Everything in the listing except the pictures should be written out exactly.

━━━ PROVIDED DATA

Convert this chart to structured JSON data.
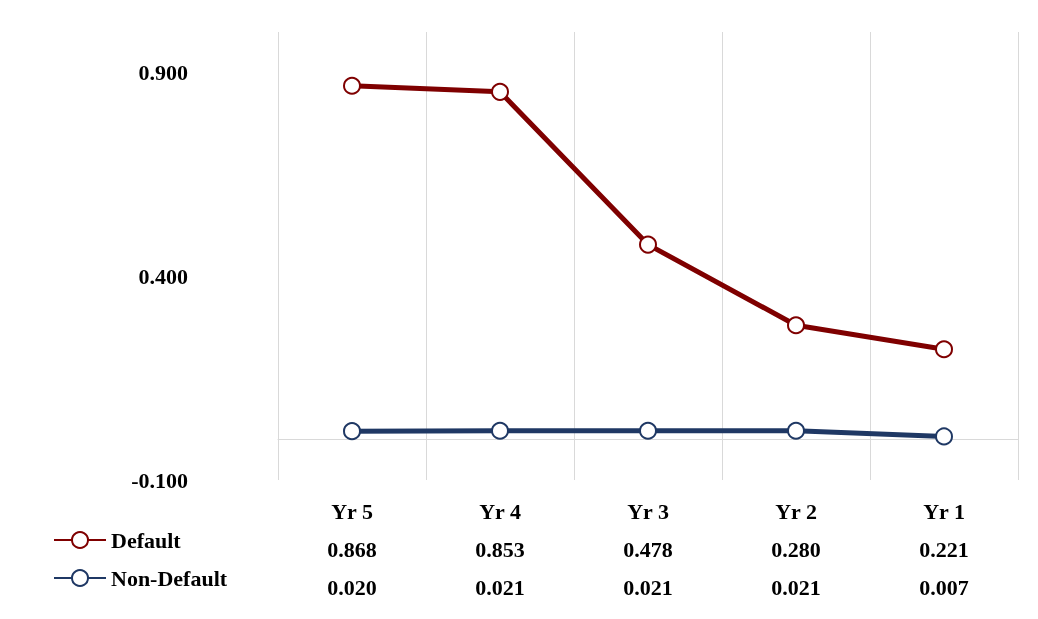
{
  "chart_data": {
    "type": "line",
    "categories": [
      "Yr 5",
      "Yr 4",
      "Yr 3",
      "Yr 2",
      "Yr 1"
    ],
    "series": [
      {
        "name": "Default",
        "color": "#7f0000",
        "values": [
          0.868,
          0.853,
          0.478,
          0.28,
          0.221
        ],
        "value_labels": [
          "0.868",
          "0.853",
          "0.478",
          "0.280",
          "0.221"
        ]
      },
      {
        "name": "Non-Default",
        "color": "#1f3864",
        "values": [
          0.02,
          0.021,
          0.021,
          0.021,
          0.007
        ],
        "value_labels": [
          "0.020",
          "0.021",
          "0.021",
          "0.021",
          "0.007"
        ]
      }
    ],
    "ylim": [
      -0.1,
      1.0
    ],
    "yticks": [
      {
        "value": -0.1,
        "label": "-0.100"
      },
      {
        "value": 0.4,
        "label": "0.400"
      },
      {
        "value": 0.9,
        "label": "0.900"
      }
    ],
    "grid": "x",
    "legend": "bottom left",
    "marker": "circle",
    "line_style": "solid"
  }
}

━━━━━━

> [IN RESPONSE]:
Convert this chart to structured JSON data.
{
  "chart_data": {
    "type": "line",
    "categories": [
      "Yr 5",
      "Yr 4",
      "Yr 3",
      "Yr 2",
      "Yr 1"
    ],
    "series": [
      {
        "name": "Default",
        "color": "#7f0000",
        "values": [
          0.868,
          0.853,
          0.478,
          0.28,
          0.221
        ],
        "value_labels": [
          "0.868",
          "0.853",
          "0.478",
          "0.280",
          "0.221"
        ]
      },
      {
        "name": "Non-Default",
        "color": "#1f3864",
        "values": [
          0.02,
          0.021,
          0.021,
          0.021,
          0.007
        ],
        "value_labels": [
          "0.020",
          "0.021",
          "0.021",
          "0.021",
          "0.007"
        ]
      }
    ],
    "ylim": [
      -0.1,
      1.0
    ],
    "yticks": [
      {
        "value": -0.1,
        "label": "-0.100"
      },
      {
        "value": 0.4,
        "label": "0.400"
      },
      {
        "value": 0.9,
        "label": "0.900"
      }
    ],
    "grid": "x",
    "legend": "bottom left",
    "marker": "circle",
    "line_style": "solid"
  }
}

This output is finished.